What you will do ::
Copy out all the entries word for word.

===============

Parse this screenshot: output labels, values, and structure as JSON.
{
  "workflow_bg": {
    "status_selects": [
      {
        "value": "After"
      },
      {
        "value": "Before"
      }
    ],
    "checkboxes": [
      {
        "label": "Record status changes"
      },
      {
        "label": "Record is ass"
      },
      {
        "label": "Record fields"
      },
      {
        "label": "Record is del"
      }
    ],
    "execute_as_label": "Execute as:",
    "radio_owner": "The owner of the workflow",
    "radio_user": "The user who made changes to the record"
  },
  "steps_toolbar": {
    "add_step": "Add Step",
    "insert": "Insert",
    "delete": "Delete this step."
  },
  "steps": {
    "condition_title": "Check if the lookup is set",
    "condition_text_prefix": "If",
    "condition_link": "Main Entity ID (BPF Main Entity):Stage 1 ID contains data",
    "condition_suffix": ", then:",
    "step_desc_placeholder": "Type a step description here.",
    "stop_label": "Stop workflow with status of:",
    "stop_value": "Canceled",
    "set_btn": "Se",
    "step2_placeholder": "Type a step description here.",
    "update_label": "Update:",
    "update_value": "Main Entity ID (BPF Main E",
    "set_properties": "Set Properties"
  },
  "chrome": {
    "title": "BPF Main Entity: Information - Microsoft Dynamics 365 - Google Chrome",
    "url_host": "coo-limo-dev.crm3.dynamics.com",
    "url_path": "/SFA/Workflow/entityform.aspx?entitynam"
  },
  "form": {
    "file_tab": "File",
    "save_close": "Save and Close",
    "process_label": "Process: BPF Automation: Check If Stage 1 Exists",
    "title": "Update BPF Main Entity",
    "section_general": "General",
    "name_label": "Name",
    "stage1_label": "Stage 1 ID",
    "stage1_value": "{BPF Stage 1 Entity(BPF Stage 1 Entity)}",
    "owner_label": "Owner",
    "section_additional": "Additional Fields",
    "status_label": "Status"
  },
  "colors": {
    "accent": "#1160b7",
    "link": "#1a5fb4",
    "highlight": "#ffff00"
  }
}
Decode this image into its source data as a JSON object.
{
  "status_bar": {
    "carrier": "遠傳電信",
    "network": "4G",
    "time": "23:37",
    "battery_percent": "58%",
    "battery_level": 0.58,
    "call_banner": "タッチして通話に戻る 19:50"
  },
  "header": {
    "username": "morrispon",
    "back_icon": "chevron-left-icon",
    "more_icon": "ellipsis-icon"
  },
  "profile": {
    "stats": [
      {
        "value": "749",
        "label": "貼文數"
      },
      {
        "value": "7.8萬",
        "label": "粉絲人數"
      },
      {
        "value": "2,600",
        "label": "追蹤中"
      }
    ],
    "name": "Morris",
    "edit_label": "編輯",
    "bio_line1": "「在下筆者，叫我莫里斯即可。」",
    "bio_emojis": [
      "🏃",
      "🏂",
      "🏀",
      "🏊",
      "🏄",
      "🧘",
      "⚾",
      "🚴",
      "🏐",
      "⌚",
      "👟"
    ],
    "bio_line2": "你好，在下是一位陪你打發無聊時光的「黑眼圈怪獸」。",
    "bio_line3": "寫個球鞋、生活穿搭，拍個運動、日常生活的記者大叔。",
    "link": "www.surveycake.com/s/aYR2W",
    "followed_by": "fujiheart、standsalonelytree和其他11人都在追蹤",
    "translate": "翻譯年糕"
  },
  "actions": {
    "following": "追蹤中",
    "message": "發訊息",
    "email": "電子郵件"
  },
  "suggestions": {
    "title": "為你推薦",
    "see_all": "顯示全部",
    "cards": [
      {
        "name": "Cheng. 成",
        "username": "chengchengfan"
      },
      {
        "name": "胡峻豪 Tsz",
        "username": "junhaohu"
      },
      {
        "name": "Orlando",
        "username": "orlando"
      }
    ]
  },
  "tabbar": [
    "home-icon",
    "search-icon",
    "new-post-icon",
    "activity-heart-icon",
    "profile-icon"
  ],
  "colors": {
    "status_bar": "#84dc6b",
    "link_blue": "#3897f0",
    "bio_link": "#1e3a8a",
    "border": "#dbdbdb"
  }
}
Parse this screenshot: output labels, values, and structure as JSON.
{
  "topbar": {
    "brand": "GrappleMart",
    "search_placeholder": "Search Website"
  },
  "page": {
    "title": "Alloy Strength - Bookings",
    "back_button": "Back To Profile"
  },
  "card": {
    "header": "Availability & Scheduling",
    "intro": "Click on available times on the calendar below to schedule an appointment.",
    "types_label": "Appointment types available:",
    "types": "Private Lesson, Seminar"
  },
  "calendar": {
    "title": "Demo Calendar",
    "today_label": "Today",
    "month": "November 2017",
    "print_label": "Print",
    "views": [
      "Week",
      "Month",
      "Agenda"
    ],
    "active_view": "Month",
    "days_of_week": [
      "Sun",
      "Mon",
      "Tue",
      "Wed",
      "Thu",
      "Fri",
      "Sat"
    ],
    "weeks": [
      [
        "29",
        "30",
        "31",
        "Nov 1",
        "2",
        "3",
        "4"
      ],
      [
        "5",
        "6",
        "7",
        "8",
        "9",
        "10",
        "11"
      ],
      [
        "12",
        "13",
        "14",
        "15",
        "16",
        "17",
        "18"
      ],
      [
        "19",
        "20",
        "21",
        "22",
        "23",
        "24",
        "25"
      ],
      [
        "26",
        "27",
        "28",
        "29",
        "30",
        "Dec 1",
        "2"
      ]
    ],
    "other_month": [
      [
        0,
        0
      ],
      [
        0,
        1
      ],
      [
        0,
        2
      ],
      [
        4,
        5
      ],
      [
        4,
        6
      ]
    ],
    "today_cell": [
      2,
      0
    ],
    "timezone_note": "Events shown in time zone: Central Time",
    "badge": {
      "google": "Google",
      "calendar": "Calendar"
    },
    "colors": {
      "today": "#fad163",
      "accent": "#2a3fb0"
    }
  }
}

===============

Answer to the exercise ::
Parse this screenshot: output labels, values, and structure as JSON.
{
  "workflow_bg": {
    "status_selects": [
      {
        "value": "After"
      },
      {
        "value": "Before"
      }
    ],
    "checkboxes": [
      {
        "label": "Record status changes"
      },
      {
        "label": "Record is ass"
      },
      {
        "label": "Record fields"
      },
      {
        "label": "Record is del"
      }
    ],
    "execute_as_label": "Execute as:",
    "radio_owner": "The owner of the workflow",
    "radio_user": "The user who made changes to the record"
  },
  "steps_toolbar": {
    "add_step": "Add Step",
    "insert": "Insert",
    "delete": "Delete this step."
  },
  "steps": {
    "condition_title": "Check if the lookup is set",
    "condition_text_prefix": "If",
    "condition_link": "Main Entity ID (BPF Main Entity):Stage 1 ID contains data",
    "condition_suffix": ", then:",
    "step_desc_placeholder": "Type a step description here.",
    "stop_label": "Stop workflow with status of:",
    "stop_value": "Canceled",
    "set_btn": "Se",
    "step2_placeholder": "Type a step description here.",
    "update_label": "Update:",
    "update_value": "Main Entity ID (BPF Main E",
    "set_properties": "Set Properties"
  },
  "chrome": {
    "title": "BPF Main Entity: Information - Microsoft Dynamics 365 - Google Chrome",
    "url_host": "coo-limo-dev.crm3.dynamics.com",
    "url_path": "/SFA/Workflow/entityform.aspx?entitynam"
  },
  "form": {
    "file_tab": "File",
    "save_close": "Save and Close",
    "process_label": "Process: BPF Automation: Check If Stage 1 Exists",
    "title": "Update BPF Main Entity",
    "section_general": "General",
    "name_label": "Name",
    "stage1_label": "Stage 1 ID",
    "stage1_value": "{BPF Stage 1 Entity(BPF Stage 1 Entity)}",
    "owner_label": "Owner",
    "section_additional": "Additional Fields",
    "status_label": "Status"
  },
  "colors": {
    "accent": "#1160b7",
    "link": "#1a5fb4",
    "highlight": "#ffff00"
  }
}
Decode this image into its source data as a JSON object.
{
  "status_bar": {
    "carrier": "遠傳電信",
    "network": "4G",
    "time": "23:37",
    "battery_percent": "58%",
    "battery_level": 0.58,
    "call_banner": "タッチして通話に戻る 19:50"
  },
  "header": {
    "username": "morrispon",
    "back_icon": "chevron-left-icon",
    "more_icon": "ellipsis-icon"
  },
  "profile": {
    "stats": [
      {
        "value": "749",
        "label": "貼文數"
      },
      {
        "value": "7.8萬",
        "label": "粉絲人數"
      },
      {
        "value": "2,600",
        "label": "追蹤中"
      }
    ],
    "name": "Morris",
    "edit_label": "編輯",
    "bio_line1": "「在下筆者，叫我莫里斯即可。」",
    "bio_emojis": [
      "🏃",
      "🏂",
      "🏀",
      "🏊",
      "🏄",
      "🧘",
      "⚾",
      "🚴",
      "🏐",
      "⌚",
      "👟"
    ],
    "bio_line2": "你好，在下是一位陪你打發無聊時光的「黑眼圈怪獸」。",
    "bio_line3": "寫個球鞋、生活穿搭，拍個運動、日常生活的記者大叔。",
    "link": "www.surveycake.com/s/aYR2W",
    "followed_by": "fujiheart、standsalonelytree和其他11人都在追蹤",
    "translate": "翻譯年糕"
  },
  "actions": {
    "following": "追蹤中",
    "message": "發訊息",
    "email": "電子郵件"
  },
  "suggestions": {
    "title": "為你推薦",
    "see_all": "顯示全部",
    "cards": [
      {
        "name": "Cheng. 成",
        "username": "chengchengfan"
      },
      {
        "name": "胡峻豪 Tsz",
        "username": "junhaohu"
      },
      {
        "name": "Orlando",
        "username": "orlando"
      }
    ]
  },
  "tabbar": [
    "home-icon",
    "search-icon",
    "new-post-icon",
    "activity-heart-icon",
    "profile-icon"
  ],
  "colors": {
    "status_bar": "#84dc6b",
    "link_blue": "#3897f0",
    "bio_link": "#1e3a8a",
    "border": "#dbdbdb"
  }
}
Parse this screenshot: output labels, values, and structure as JSON.
{
  "topbar": {
    "brand": "GrappleMart",
    "search_placeholder": "Search Website"
  },
  "page": {
    "title": "Alloy Strength - Bookings",
    "back_button": "Back To Profile"
  },
  "card": {
    "header": "Availability & Scheduling",
    "intro": "Click on available times on the calendar below to schedule an appointment.",
    "types_label": "Appointment types available:",
    "types": "Private Lesson, Seminar"
  },
  "calendar": {
    "title": "Demo Calendar",
    "today_label": "Today",
    "month": "November 2017",
    "print_label": "Print",
    "views": [
      "Week",
      "Month",
      "Agenda"
    ],
    "active_view": "Month",
    "days_of_week": [
      "Sun",
      "Mon",
      "Tue",
      "Wed",
      "Thu",
      "Fri",
      "Sat"
    ],
    "weeks": [
      [
        "29",
        "30",
        "31",
        "Nov 1",
        "2",
        "3",
        "4"
      ],
      [
        "5",
        "6",
        "7",
        "8",
        "9",
        "10",
        "11"
      ],
      [
        "12",
        "13",
        "14",
        "15",
        "16",
        "17",
        "18"
      ],
      [
        "19",
        "20",
        "21",
        "22",
        "23",
        "24",
        "25"
      ],
      [
        "26",
        "27",
        "28",
        "29",
        "30",
        "Dec 1",
        "2"
      ]
    ],
    "other_month": [
      [
        0,
        0
      ],
      [
        0,
        1
      ],
      [
        0,
        2
      ],
      [
        4,
        5
      ],
      [
        4,
        6
      ]
    ],
    "today_cell": [
      2,
      0
    ],
    "timezone_note": "Events shown in time zone: Central Time",
    "badge": {
      "google": "Google",
      "calendar": "Calendar"
    },
    "colors": {
      "today": "#fad163",
      "accent": "#2a3fb0"
    }
  }
}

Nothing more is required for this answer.